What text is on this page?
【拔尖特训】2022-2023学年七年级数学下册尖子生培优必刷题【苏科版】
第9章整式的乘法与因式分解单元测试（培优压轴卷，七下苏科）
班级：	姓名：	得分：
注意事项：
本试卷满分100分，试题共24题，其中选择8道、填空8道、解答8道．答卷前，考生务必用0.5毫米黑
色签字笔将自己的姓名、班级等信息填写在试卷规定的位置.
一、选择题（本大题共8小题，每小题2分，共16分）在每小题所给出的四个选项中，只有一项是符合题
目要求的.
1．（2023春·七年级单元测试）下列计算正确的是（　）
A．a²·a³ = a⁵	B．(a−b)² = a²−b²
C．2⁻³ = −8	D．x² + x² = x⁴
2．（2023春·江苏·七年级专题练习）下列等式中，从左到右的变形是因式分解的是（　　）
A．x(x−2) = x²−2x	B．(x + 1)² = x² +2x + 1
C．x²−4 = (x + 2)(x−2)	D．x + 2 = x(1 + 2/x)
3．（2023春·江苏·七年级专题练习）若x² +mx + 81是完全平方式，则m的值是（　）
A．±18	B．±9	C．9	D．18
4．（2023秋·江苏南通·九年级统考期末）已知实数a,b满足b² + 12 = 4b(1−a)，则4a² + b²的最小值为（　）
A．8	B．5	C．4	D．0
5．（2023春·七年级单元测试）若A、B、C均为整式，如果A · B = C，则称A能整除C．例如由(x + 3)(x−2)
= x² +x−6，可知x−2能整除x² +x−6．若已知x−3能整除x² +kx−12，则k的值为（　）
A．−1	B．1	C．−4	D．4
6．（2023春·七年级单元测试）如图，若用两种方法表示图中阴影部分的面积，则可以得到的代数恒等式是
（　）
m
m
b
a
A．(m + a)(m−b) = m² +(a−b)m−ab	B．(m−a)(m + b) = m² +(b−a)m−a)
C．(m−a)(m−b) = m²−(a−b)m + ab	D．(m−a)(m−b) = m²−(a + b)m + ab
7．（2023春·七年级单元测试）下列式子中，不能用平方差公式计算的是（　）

*****

» WHAT IS EXPECTED:
Repeat the entries exactly, all of them.

» THE RESULT:
What text is on this page?
【拔尖特训】2022-2023学年七年级数学下册尖子生培优必刷题【苏科版】
第9章整式的乘法与因式分解单元测试（培优压轴卷，七下苏科）
班级：	姓名：	得分：
注意事项：
本试卷满分100分，试题共24题，其中选择8道、填空8道、解答8道．答卷前，考生务必用0.5毫米黑
色签字笔将自己的姓名、班级等信息填写在试卷规定的位置.
一、选择题（本大题共8小题，每小题2分，共16分）在每小题所给出的四个选项中，只有一项是符合题
目要求的.
1．（2023春·七年级单元测试）下列计算正确的是（　）
A．a²·a³ = a⁵	B．(a−b)² = a²−b²
C．2⁻³ = −8	D．x² + x² = x⁴
2．（2023春·江苏·七年级专题练习）下列等式中，从左到右的变形是因式分解的是（　　）
A．x(x−2) = x²−2x	B．(x + 1)² = x² +2x + 1
C．x²−4 = (x + 2)(x−2)	D．x + 2 = x(1 + 2/x)
3．（2023春·江苏·七年级专题练习）若x² +mx + 81是完全平方式，则m的值是（　）
A．±18	B．±9	C．9	D．18
4．（2023秋·江苏南通·九年级统考期末）已知实数a,b满足b² + 12 = 4b(1−a)，则4a² + b²的最小值为（　）
A．8	B．5	C．4	D．0
5．（2023春·七年级单元测试）若A、B、C均为整式，如果A · B = C，则称A能整除C．例如由(x + 3)(x−2)
= x² +x−6，可知x−2能整除x² +x−6．若已知x−3能整除x² +kx−12，则k的值为（　）
A．−1	B．1	C．−4	D．4
6．（2023春·七年级单元测试）如图，若用两种方法表示图中阴影部分的面积，则可以得到的代数恒等式是
（　）
m
m
b
a
A．(m + a)(m−b) = m² +(a−b)m−ab	B．(m−a)(m + b) = m² +(b−a)m−a)
C．(m−a)(m−b) = m²−(a−b)m + ab	D．(m−a)(m−b) = m²−(a + b)m + ab
7．（2023春·七年级单元测试）下列式子中，不能用平方差公式计算的是（　）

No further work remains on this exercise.